Present the following entries again, word for word and in full.

Entries provided:
☆ ☆ ☆ ☆ ☆ ☆ ☆

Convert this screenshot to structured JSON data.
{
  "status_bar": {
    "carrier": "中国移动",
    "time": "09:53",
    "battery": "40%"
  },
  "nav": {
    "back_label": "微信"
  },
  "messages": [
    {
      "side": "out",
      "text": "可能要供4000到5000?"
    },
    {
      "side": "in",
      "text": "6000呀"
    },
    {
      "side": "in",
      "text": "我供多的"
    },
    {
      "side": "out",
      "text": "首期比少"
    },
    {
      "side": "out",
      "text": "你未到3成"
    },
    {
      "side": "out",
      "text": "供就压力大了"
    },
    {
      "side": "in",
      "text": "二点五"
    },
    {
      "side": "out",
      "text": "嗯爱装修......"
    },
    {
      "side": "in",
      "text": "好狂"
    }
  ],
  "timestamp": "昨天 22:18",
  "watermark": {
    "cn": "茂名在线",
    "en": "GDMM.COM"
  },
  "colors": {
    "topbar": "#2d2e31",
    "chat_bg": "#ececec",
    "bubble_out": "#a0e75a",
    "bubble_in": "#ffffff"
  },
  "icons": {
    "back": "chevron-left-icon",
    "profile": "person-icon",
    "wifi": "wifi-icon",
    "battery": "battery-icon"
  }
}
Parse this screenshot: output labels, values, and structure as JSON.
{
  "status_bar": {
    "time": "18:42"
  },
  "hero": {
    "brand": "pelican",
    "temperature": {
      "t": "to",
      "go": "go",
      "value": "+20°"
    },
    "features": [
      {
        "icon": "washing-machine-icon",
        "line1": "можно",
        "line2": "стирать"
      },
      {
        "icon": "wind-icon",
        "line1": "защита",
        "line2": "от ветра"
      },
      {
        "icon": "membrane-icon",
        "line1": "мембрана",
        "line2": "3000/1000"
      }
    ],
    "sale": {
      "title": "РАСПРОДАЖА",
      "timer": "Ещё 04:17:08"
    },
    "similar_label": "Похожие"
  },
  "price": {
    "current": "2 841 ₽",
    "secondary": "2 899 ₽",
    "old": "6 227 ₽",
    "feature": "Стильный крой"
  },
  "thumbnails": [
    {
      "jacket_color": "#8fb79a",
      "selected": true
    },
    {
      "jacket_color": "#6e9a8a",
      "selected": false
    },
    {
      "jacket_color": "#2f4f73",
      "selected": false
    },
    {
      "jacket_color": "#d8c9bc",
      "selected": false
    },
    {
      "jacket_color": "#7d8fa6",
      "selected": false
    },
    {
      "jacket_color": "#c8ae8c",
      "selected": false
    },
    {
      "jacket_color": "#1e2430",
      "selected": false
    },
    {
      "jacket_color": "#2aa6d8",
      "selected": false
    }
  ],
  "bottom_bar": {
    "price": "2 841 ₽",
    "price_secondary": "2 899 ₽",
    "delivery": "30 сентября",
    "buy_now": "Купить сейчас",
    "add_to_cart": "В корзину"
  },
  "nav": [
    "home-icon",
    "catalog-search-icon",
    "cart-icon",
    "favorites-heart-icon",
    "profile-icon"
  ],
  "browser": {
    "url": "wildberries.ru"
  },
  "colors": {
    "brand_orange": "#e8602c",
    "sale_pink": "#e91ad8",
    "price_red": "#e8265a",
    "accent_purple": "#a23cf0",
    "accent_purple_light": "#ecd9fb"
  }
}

☆ ☆ ☆ ☆ ☆ ☆ ☆

Reply:
Convert this screenshot to structured JSON data.
{
  "status_bar": {
    "carrier": "中国移动",
    "time": "09:53",
    "battery": "40%"
  },
  "nav": {
    "back_label": "微信"
  },
  "messages": [
    {
      "side": "out",
      "text": "可能要供4000到5000?"
    },
    {
      "side": "in",
      "text": "6000呀"
    },
    {
      "side": "in",
      "text": "我供多的"
    },
    {
      "side": "out",
      "text": "首期比少"
    },
    {
      "side": "out",
      "text": "你未到3成"
    },
    {
      "side": "out",
      "text": "供就压力大了"
    },
    {
      "side": "in",
      "text": "二点五"
    },
    {
      "side": "out",
      "text": "嗯爱装修......"
    },
    {
      "side": "in",
      "text": "好狂"
    }
  ],
  "timestamp": "昨天 22:18",
  "watermark": {
    "cn": "茂名在线",
    "en": "GDMM.COM"
  },
  "colors": {
    "topbar": "#2d2e31",
    "chat_bg": "#ececec",
    "bubble_out": "#a0e75a",
    "bubble_in": "#ffffff"
  },
  "icons": {
    "back": "chevron-left-icon",
    "profile": "person-icon",
    "wifi": "wifi-icon",
    "battery": "battery-icon"
  }
}
Parse this screenshot: output labels, values, and structure as JSON.
{
  "status_bar": {
    "time": "18:42"
  },
  "hero": {
    "brand": "pelican",
    "temperature": {
      "t": "to",
      "go": "go",
      "value": "+20°"
    },
    "features": [
      {
        "icon": "washing-machine-icon",
        "line1": "можно",
        "line2": "стирать"
      },
      {
        "icon": "wind-icon",
        "line1": "защита",
        "line2": "от ветра"
      },
      {
        "icon": "membrane-icon",
        "line1": "мембрана",
        "line2": "3000/1000"
      }
    ],
    "sale": {
      "title": "РАСПРОДАЖА",
      "timer": "Ещё 04:17:08"
    },
    "similar_label": "Похожие"
  },
  "price": {
    "current": "2 841 ₽",
    "secondary": "2 899 ₽",
    "old": "6 227 ₽",
    "feature": "Стильный крой"
  },
  "thumbnails": [
    {
      "jacket_color": "#8fb79a",
      "selected": true
    },
    {
      "jacket_color": "#6e9a8a",
      "selected": false
    },
    {
      "jacket_color": "#2f4f73",
      "selected": false
    },
    {
      "jacket_color": "#d8c9bc",
      "selected": false
    },
    {
      "jacket_color": "#7d8fa6",
      "selected": false
    },
    {
      "jacket_color": "#c8ae8c",
      "selected": false
    },
    {
      "jacket_color": "#1e2430",
      "selected": false
    },
    {
      "jacket_color": "#2aa6d8",
      "selected": false
    }
  ],
  "bottom_bar": {
    "price": "2 841 ₽",
    "price_secondary": "2 899 ₽",
    "delivery": "30 сентября",
    "buy_now": "Купить сейчас",
    "add_to_cart": "В корзину"
  },
  "nav": [
    "home-icon",
    "catalog-search-icon",
    "cart-icon",
    "favorites-heart-icon",
    "profile-icon"
  ],
  "browser": {
    "url": "wildberries.ru"
  },
  "colors": {
    "brand_orange": "#e8602c",
    "sale_pink": "#e91ad8",
    "price_red": "#e8265a",
    "accent_purple": "#a23cf0",
    "accent_purple_light": "#ecd9fb"
  }
}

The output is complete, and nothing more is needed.